▶ [Exercise task] Reproduce the records that follow in full, excluding any picture they contain.

▶ [Material provided]
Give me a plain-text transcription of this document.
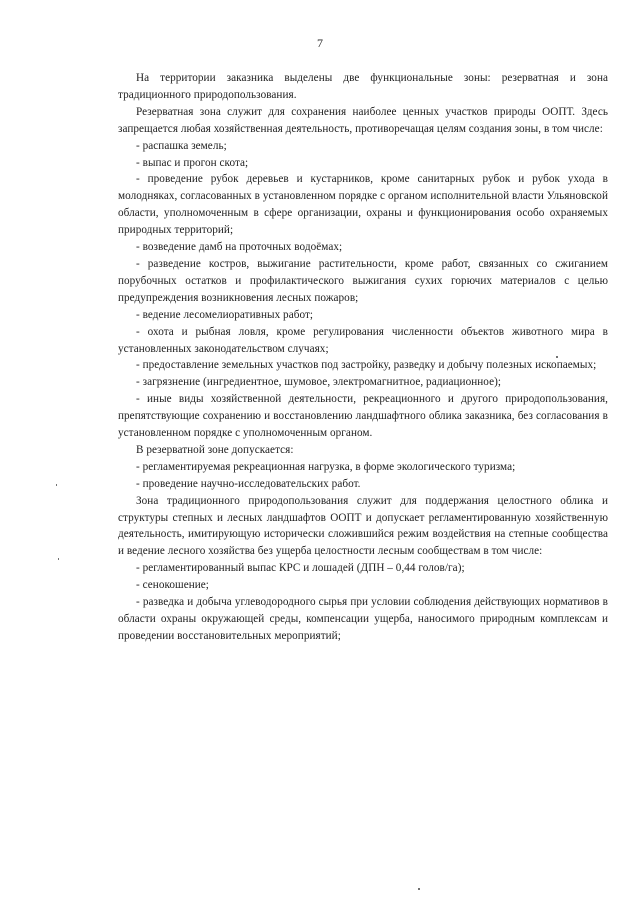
7

На территории заказника выделены две функциональные зоны: резерватная и зона традиционного природопользования.

Резерватная зона служит для сохранения наиболее ценных участков природы ООПТ. Здесь запрещается любая хозяйственная деятельность, противоречащая целям создания зоны, в том числе:

- распашка земель;

- выпас и прогон скота;

- проведение рубок деревьев и кустарников, кроме санитарных рубок и рубок ухода в молодняках, согласованных в установленном порядке с органом исполнительной власти Ульяновской области, уполномоченным в сфере организации, охраны и функционирования особо охраняемых природных территорий;

- возведение дамб на проточных водоёмах;

- разведение костров, выжигание растительности, кроме работ, связанных со сжиганием порубочных остатков и профилактического выжигания сухих горючих материалов с целью предупреждения возникновения лесных пожаров;

- ведение лесомелиоративных работ;

- охота и рыбная ловля, кроме регулирования численности объектов животного мира в установленных законодательством случаях;

- предоставление земельных участков под застройку, разведку и добычу полезных ископаемых;

- загрязнение (ингредиентное, шумовое, электромагнитное, радиационное);

- иные виды хозяйственной деятельности, рекреационного и другого природопользования, препятствующие сохранению и восстановлению ландшафтного облика заказника, без согласования в установленном порядке с уполномоченным органом.

В резерватной зоне допускается:

- регламентируемая рекреационная нагрузка, в форме экологического туризма;

- проведение научно-исследовательских работ.

Зона традиционного природопользования служит для поддержания целостного облика и структуры степных и лесных ландшафтов ООПТ и допускает регламентированную хозяйственную деятельность, имитирующую исторически сложившийся режим воздействия на степные сообщества и ведение лесного хозяйства без ущерба целостности лесным сообществам в том числе:

- регламентированный выпас КРС и лошадей (ДПН – 0,44 голов/га);

- сенокошение;

- разведка и добыча углеводородного сырья при условии соблюдения действующих нормативов в области охраны окружающей среды, компенсации ущерба, наносимого природным комплексам и проведении восстановительных мероприятий;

▶ [Exercise answer]
Give me a plain-text transcription of this document.
7

На территории заказника выделены две функциональные зоны: резерватная и зона традиционного природопользования.

Резерватная зона служит для сохранения наиболее ценных участков природы ООПТ. Здесь запрещается любая хозяйственная деятельность, противоречащая целям создания зоны, в том числе:

- распашка земель;

- выпас и прогон скота;

- проведение рубок деревьев и кустарников, кроме санитарных рубок и рубок ухода в молодняках, согласованных в установленном порядке с органом исполнительной власти Ульяновской области, уполномоченным в сфере организации, охраны и функционирования особо охраняемых природных территорий;

- возведение дамб на проточных водоёмах;

- разведение костров, выжигание растительности, кроме работ, связанных со сжиганием порубочных остатков и профилактического выжигания сухих горючих материалов с целью предупреждения возникновения лесных пожаров;

- ведение лесомелиоративных работ;

- охота и рыбная ловля, кроме регулирования численности объектов животного мира в установленных законодательством случаях;

- предоставление земельных участков под застройку, разведку и добычу полезных ископаемых;

- загрязнение (ингредиентное, шумовое, электромагнитное, радиационное);

- иные виды хозяйственной деятельности, рекреационного и другого природопользования, препятствующие сохранению и восстановлению ландшафтного облика заказника, без согласования в установленном порядке с уполномоченным органом.

В резерватной зоне допускается:

- регламентируемая рекреационная нагрузка, в форме экологического туризма;

- проведение научно-исследовательских работ.

Зона традиционного природопользования служит для поддержания целостного облика и структуры степных и лесных ландшафтов ООПТ и допускает регламентированную хозяйственную деятельность, имитирующую исторически сложившийся режим воздействия на степные сообщества и ведение лесного хозяйства без ущерба целостности лесным сообществам в том числе:

- регламентированный выпас КРС и лошадей (ДПН – 0,44 голов/га);

- сенокошение;

- разведка и добыча углеводородного сырья при условии соблюдения действующих нормативов в области охраны окружающей среды, компенсации ущерба, наносимого природным комплексам и проведении восстановительных мероприятий;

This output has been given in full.